• _PROBLEM REQUIREMENTS_
Pull out all lines from the listing below in which the word "text" appears.
# # # # # # #
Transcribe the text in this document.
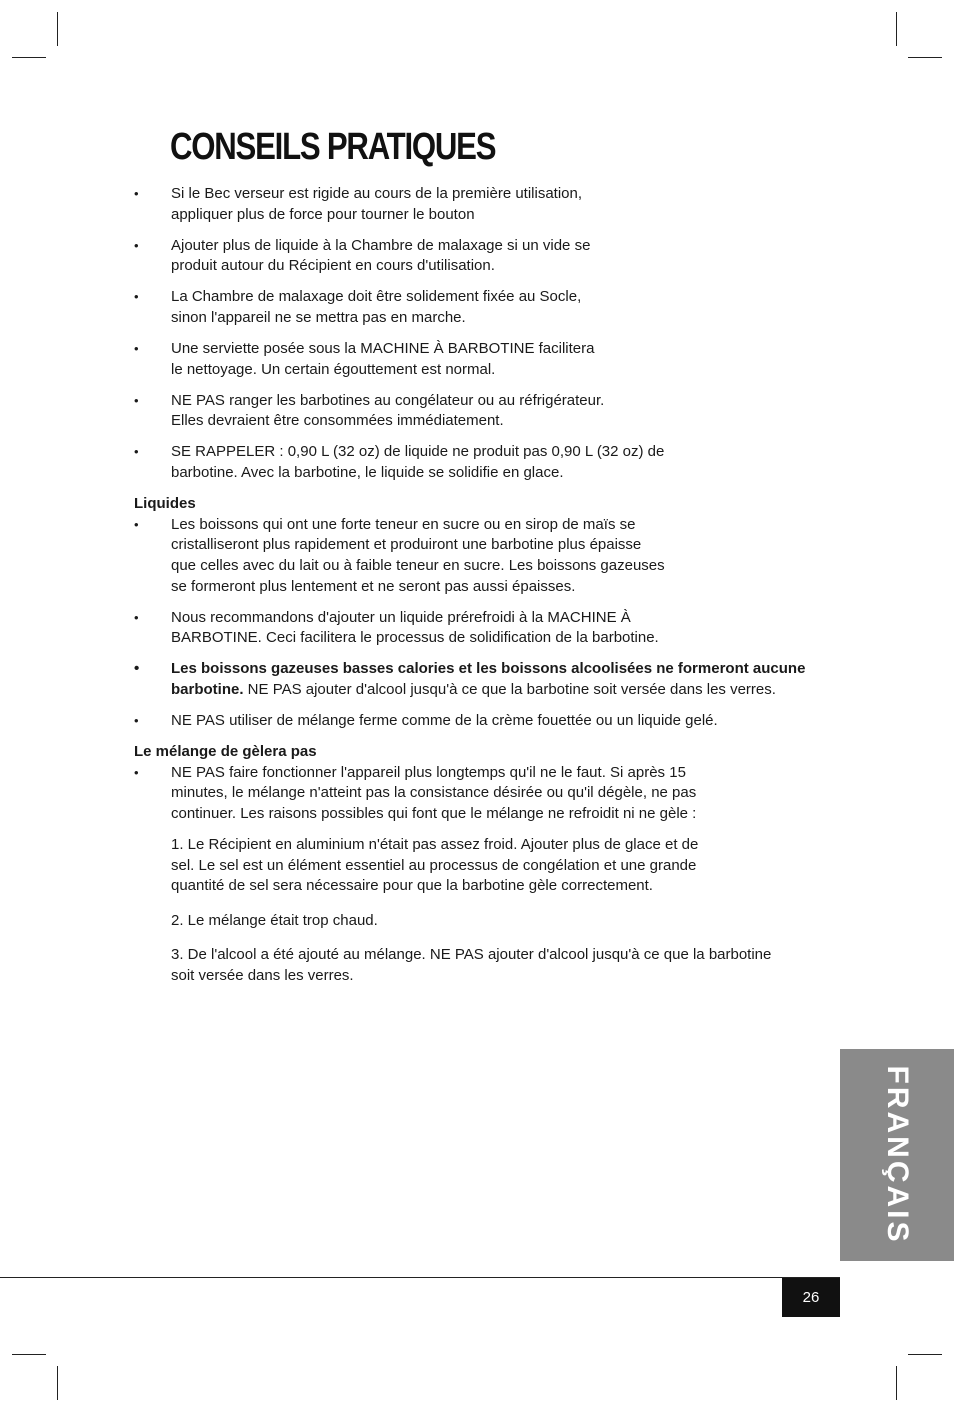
CONSEILS PRATIQUES
• Si le Bec verseur est rigide au cours de la première utilisation,
appliquer plus de force pour tourner le bouton
• Ajouter plus de liquide à la Chambre de malaxage si un vide se
produit autour du Récipient en cours d'utilisation.
• La Chambre de malaxage doit être solidement fixée au Socle,
sinon l'appareil ne se mettra pas en marche.
• Une serviette posée sous la MACHINE À BARBOTINE facilitera
le nettoyage. Un certain égouttement est normal.
• NE PAS ranger les barbotines au congélateur ou au réfrigérateur.
Elles devraient être consommées immédiatement.
• SE RAPPELER : 0,90 L (32 oz) de liquide ne produit pas 0,90 L (32 oz) de
barbotine. Avec la barbotine, le liquide se solidifie en glace.

Liquides

• Les boissons qui ont une forte teneur en sucre ou en sirop de maïs se
cristalliseront plus rapidement et produiront une barbotine plus épaisse
que celles avec du lait ou à faible teneur en sucre. Les boissons gazeuses
se formeront plus lentement et ne seront pas aussi épaisses.
• Nous recommandons d'ajouter un liquide prérefroidi à la MACHINE À
BARBOTINE. Ceci facilitera le processus de solidification de la barbotine.
• Les boissons gazeuses basses calories et les boissons alcoolisées ne formeront aucune
barbotine. NE PAS ajouter d'alcool jusqu'à ce que la barbotine soit versée dans les verres.
• NE PAS utiliser de mélange ferme comme de la crème fouettée ou un liquide gelé.

Le mélange de gèlera pas

• NE PAS faire fonctionner l'appareil plus longtemps qu'il ne le faut. Si après 15
minutes, le mélange n'atteint pas la consistance désirée ou qu'il dégèle, ne pas
continuer. Les raisons possibles qui font que le mélange ne refroidit ni ne gèle :

1. Le Récipient en aluminium n'était pas assez froid. Ajouter plus de glace et de
sel. Le sel est un élément essentiel au processus de congélation et une grande
quantité de sel sera nécessaire pour que la barbotine gèle correctement.

2. Le mélange était trop chaud.

3. De l'alcool a été ajouté au mélange. NE PAS ajouter d'alcool jusqu'à ce que la barbotine
soit versée dans les verres.

FRANÇAIS
26
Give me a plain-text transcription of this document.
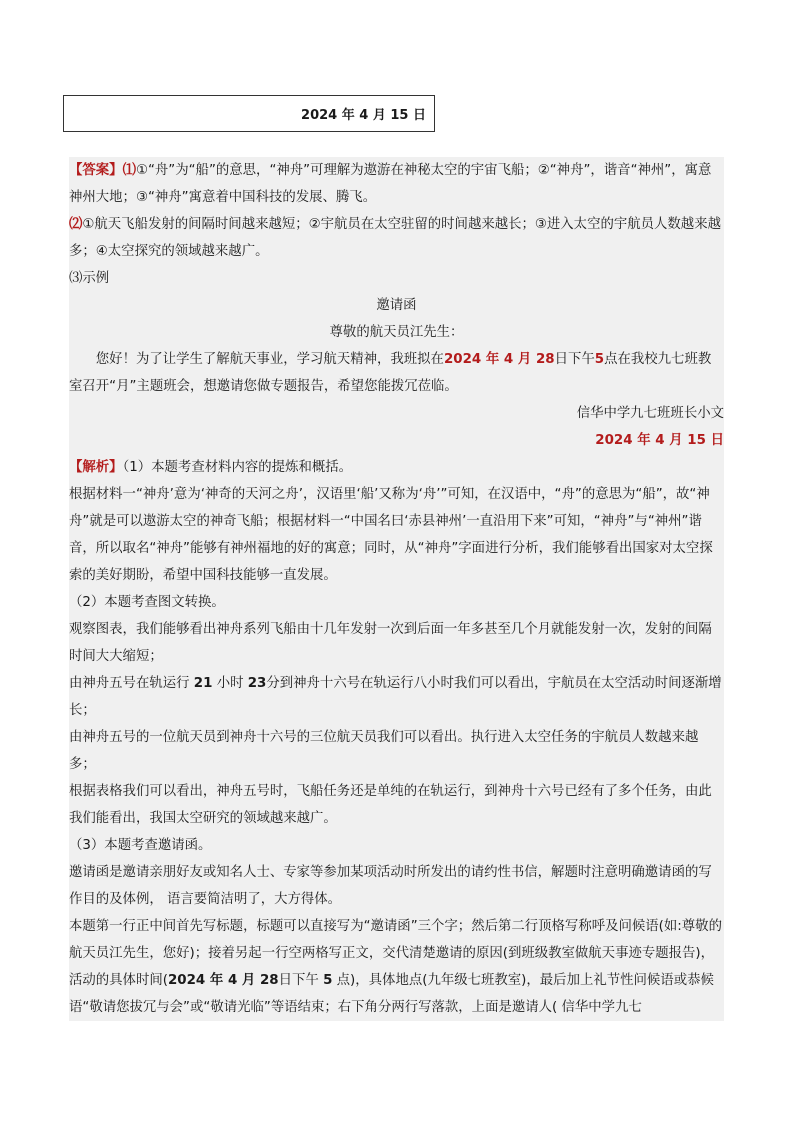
2024 年 4 月 15 日

【答案】⑴①“舟”为“船”的意思，“神舟”可理解为遨游在神秘太空的宇宙飞船；②“神舟”，谐音“神州”，寓意神州大地；③“神舟”寓意着中国科技的发展、腾飞。

⑵①航天飞船发射的间隔时间越来越短；②宇航员在太空驻留的时间越来越长；③进入太空的宇航员人数越来越多；④太空探究的领域越来越广。

⑶示例

邀请函

尊敬的航天员江先生：

您好！为了让学生了解航天事业，学习航天精神，我班拟在2024 年 4 月 28日下午5点在我校九七班教室召开“月”主题班会，想邀请您做专题报告，希望您能拨冗莅临。

信华中学九七班班长小文

2024 年 4 月 15 日

【解析】（1）本题考查材料内容的提炼和概括。

根据材料一“神舟’意为‘神奇的天河之舟’，汉语里‘船’又称为‘舟’”可知，在汉语中，“舟”的意思为“船”，故“神舟”就是可以遨游太空的神奇飞船；根据材料一“中国名曰‘赤县神州’一直沿用下来”可知，“神舟”与“神州”谐音，所以取名“神舟”能够有神州福地的好的寓意；同时，从“神舟”字面进行分析，我们能够看出国家对太空探索的美好期盼，希望中国科技能够一直发展。

（2）本题考查图文转换。

观察图表，我们能够看出神舟系列飞船由十几年发射一次到后面一年多甚至几个月就能发射一次，发射的间隔时间大大缩短；

由神舟五号在轨运行 21 小时 23分到神舟十六号在轨运行八小时我们可以看出，宇航员在太空活动时间逐渐增长；

由神舟五号的一位航天员到神舟十六号的三位航天员我们可以看出。执行进入太空任务的宇航员人数越来越多；

根据表格我们可以看出，神舟五号时，飞船任务还是单纯的在轨运行，到神舟十六号已经有了多个任务，由此我们能看出，我国太空研究的领域越来越广。

（3）本题考查邀请函。

邀请函是邀请亲朋好友或知名人士、专家等参加某项活动时所发出的请约性书信，解题时注意明确邀请函的写作目的及体例， 语言要简洁明了，大方得体。

本题第一行正中间首先写标题，标题可以直接写为“邀请函”三个字；然后第二行顶格写称呼及问候语(如:尊敬的航天员江先生，您好)；接着另起一行空两格写正文，交代清楚邀请的原因(到班级教室做航天事迹专题报告)，活动的具体时间(2024 年 4 月 28日下午 5 点)，具体地点(九年级七班教室)，最后加上礼节性问候语或恭候语“敬请您拔冗与会”或“敬请光临”等语结束；右下角分两行写落款，上面是邀请人( 信华中学九七
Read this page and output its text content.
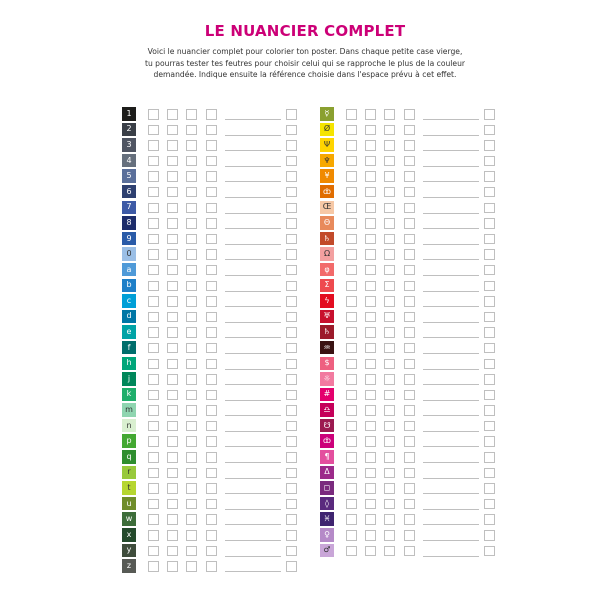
LE NUANCIER COMPLET
Voici le nuancier complet pour colorier ton poster. Dans chaque petite case vierge,
tu pourras tester tes feutres pour choisir celui qui se rapproche le plus de la couleur
demandée. Indique ensuite la référence choisie dans l'espace prévu à cet effet.
1
2
3
4
5
6
7
8
9
0
a
b
c
d
e
f
h
j
k
m
n
p
q
r
t
u
w
x
y
z
☿
Ø
Ψ
♆
¥
ȸ
Œ
Θ
♄
Ω
φ
Σ
ϟ
♅
♄
♒
$
☼
#
♎
☋
ȸ
¶
Δ
◻
◊
♓
♀
♂
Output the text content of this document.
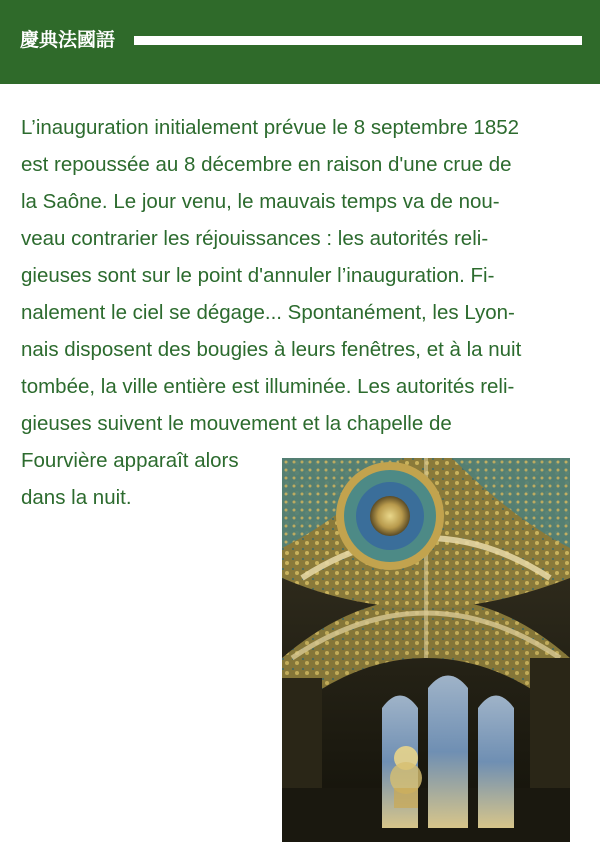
慶典法國語

L’inauguration initialement prévue le 8 septembre 1852

est repoussée au 8 décembre en raison d'une crue de

la Saône. Le jour venu, le mauvais temps va de nou-

veau contrarier les réjouissances : les autorités reli-

gieuses sont sur le point d'annuler l’inauguration. Fi-

nalement le ciel se dégage... Spontanément, les Lyon-

nais disposent des bougies à leurs fenêtres, et à la nuit

tombée, la ville entière est illuminée. Les autorités reli-

gieuses suivent le mouvement et la chapelle de

Fourvière apparaît alors

dans la nuit.
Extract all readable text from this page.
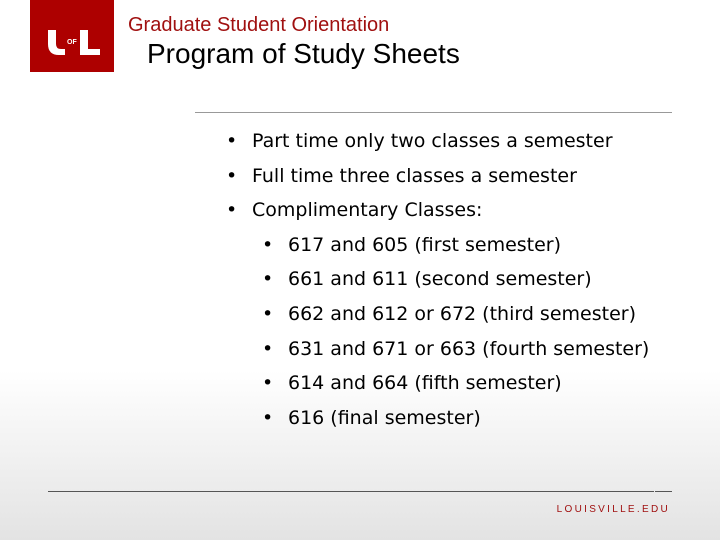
OF
Graduate Student Orientation
Program of Study Sheets
• Part time only two classes a semester
• Full time three classes a semester
• Complimentary Classes:
• 617 and 605 (first semester)
• 661 and 611 (second semester)
• 662 and 612 or 672 (third semester)
• 631 and 671 or 663 (fourth semester)
• 614 and 664 (fifth semester)
• 616 (final semester)
LOUISVILLE.EDU
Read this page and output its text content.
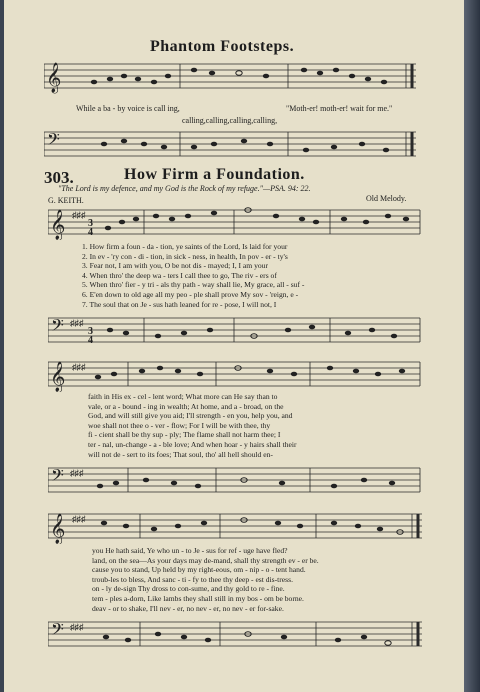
Phantom Footsteps.
𝄞
While a ba - by voice is call ing,
calling,calling,calling,calling,
"Moth-er! moth-er! wait for me."
𝄢
303.	How Firm a Foundation.
"The Lord is my defence, and my God is the Rock of my refuge."—PSA. 94: 22.
G. KEITH.	Old Melody.
𝄞 ♯♯♯
3
4
1. How firm a foun - da - tion, ye saints of the Lord, Is laid for your
2. In ev - 'ry con - di - tion, in sick - ness, in health, In pov - er - ty's
3. Fear not, I am with you, O be not dis - mayed; I, I am your
4. When thro' the deep wa - ters I call thee to go, The riv - ers of
5. When thro' fier - y tri - als thy path - way shall lie, My grace, all - suf -
6. E'en down to old age all my peo - ple shall prove My sov - 'reign, e -
7. The soul that on Je - sus hath leaned for re - pose, I will not, I
𝄢 ♯♯♯
3
4
𝄞 ♯♯♯
faith in His ex - cel - lent word; What more can He say than to
vale, or a - bound - ing in wealth; At home, and a - broad, on the
God, and will still give you aid; I'll strength - en you, help you, and
woe shall not thee o - ver - flow; For I will be with thee, thy
fi - cient shall be thy sup - ply; The flame shall not harm thee; I
ter - nal, un-change - a - ble love; And when hoar - y hairs shall their
will not de - sert to its foes; That soul, tho' all hell should en-
𝄢 ♯♯♯
𝄞 ♯♯♯
you He hath said, Ye who un - to Je - sus for ref - uge have fled?
land, on the sea—As your days may de-mand, shall thy strength ev - er be.
cause you to stand, Up held by my right-eous, om - nip - o - tent hand.
troub-les to bless, And sanc - ti - fy to thee thy deep - est dis-tress.
on - ly de-sign Thy dross to con-sume, and thy gold to re - fine.
tem - ples a-dorn, Like lambs they shall still in my bos - om be borne.
deav - or to shake, I'll nev - er, no nev - er, no nev - er for-sake.
𝄢 ♯♯♯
# # # # # # #
• _TASK RESULT_
Transcribe the text in this document.
Give me a plain-text transcription of this document.
Read this page and output its text content.
Output the text content of this document.
Extract all readable text from this page.
Read this page and output its text content.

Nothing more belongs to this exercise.